▶ **Exercise details**
Would you extract the whole listing below and retype it exactly?

▶ **Extracted records**
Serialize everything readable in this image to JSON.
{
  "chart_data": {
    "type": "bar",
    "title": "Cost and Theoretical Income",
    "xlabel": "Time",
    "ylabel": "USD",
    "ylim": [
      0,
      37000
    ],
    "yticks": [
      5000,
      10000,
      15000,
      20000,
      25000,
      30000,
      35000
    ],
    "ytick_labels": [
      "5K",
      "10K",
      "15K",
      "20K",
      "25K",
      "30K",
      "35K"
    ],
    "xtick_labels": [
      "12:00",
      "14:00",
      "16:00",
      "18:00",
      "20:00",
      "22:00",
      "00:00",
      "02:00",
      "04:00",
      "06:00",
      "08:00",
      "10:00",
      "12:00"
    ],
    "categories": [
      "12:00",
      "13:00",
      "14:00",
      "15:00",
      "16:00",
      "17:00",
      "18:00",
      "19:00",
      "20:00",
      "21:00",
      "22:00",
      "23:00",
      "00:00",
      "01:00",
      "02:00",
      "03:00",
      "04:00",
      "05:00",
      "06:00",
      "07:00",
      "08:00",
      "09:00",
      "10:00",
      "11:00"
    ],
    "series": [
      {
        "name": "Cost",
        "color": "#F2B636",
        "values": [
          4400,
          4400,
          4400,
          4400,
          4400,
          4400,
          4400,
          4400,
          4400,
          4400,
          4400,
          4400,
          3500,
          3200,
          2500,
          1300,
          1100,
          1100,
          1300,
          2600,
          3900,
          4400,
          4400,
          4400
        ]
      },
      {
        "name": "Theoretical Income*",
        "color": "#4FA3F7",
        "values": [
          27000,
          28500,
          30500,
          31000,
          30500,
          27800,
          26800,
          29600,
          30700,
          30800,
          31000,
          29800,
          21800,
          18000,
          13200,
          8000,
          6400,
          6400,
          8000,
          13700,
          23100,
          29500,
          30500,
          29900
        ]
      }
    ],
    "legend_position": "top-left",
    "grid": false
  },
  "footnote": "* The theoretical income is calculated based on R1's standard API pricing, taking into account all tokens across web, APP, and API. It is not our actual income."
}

▶ **Answer to the problem**
Serialize everything readable in this image to JSON.
{
  "chart_data": {
    "type": "bar",
    "title": "Cost and Theoretical Income",
    "xlabel": "Time",
    "ylabel": "USD",
    "ylim": [
      0,
      37000
    ],
    "yticks": [
      5000,
      10000,
      15000,
      20000,
      25000,
      30000,
      35000
    ],
    "ytick_labels": [
      "5K",
      "10K",
      "15K",
      "20K",
      "25K",
      "30K",
      "35K"
    ],
    "xtick_labels": [
      "12:00",
      "14:00",
      "16:00",
      "18:00",
      "20:00",
      "22:00",
      "00:00",
      "02:00",
      "04:00",
      "06:00",
      "08:00",
      "10:00",
      "12:00"
    ],
    "categories": [
      "12:00",
      "13:00",
      "14:00",
      "15:00",
      "16:00",
      "17:00",
      "18:00",
      "19:00",
      "20:00",
      "21:00",
      "22:00",
      "23:00",
      "00:00",
      "01:00",
      "02:00",
      "03:00",
      "04:00",
      "05:00",
      "06:00",
      "07:00",
      "08:00",
      "09:00",
      "10:00",
      "11:00"
    ],
    "series": [
      {
        "name": "Cost",
        "color": "#F2B636",
        "values": [
          4400,
          4400,
          4400,
          4400,
          4400,
          4400,
          4400,
          4400,
          4400,
          4400,
          4400,
          4400,
          3500,
          3200,
          2500,
          1300,
          1100,
          1100,
          1300,
          2600,
          3900,
          4400,
          4400,
          4400
        ]
      },
      {
        "name": "Theoretical Income*",
        "color": "#4FA3F7",
        "values": [
          27000,
          28500,
          30500,
          31000,
          30500,
          27800,
          26800,
          29600,
          30700,
          30800,
          31000,
          29800,
          21800,
          18000,
          13200,
          8000,
          6400,
          6400,
          8000,
          13700,
          23100,
          29500,
          30500,
          29900
        ]
      }
    ],
    "legend_position": "top-left",
    "grid": false
  },
  "footnote": "* The theoretical income is calculated based on R1's standard API pricing, taking into account all tokens across web, APP, and API. It is not our actual income."
}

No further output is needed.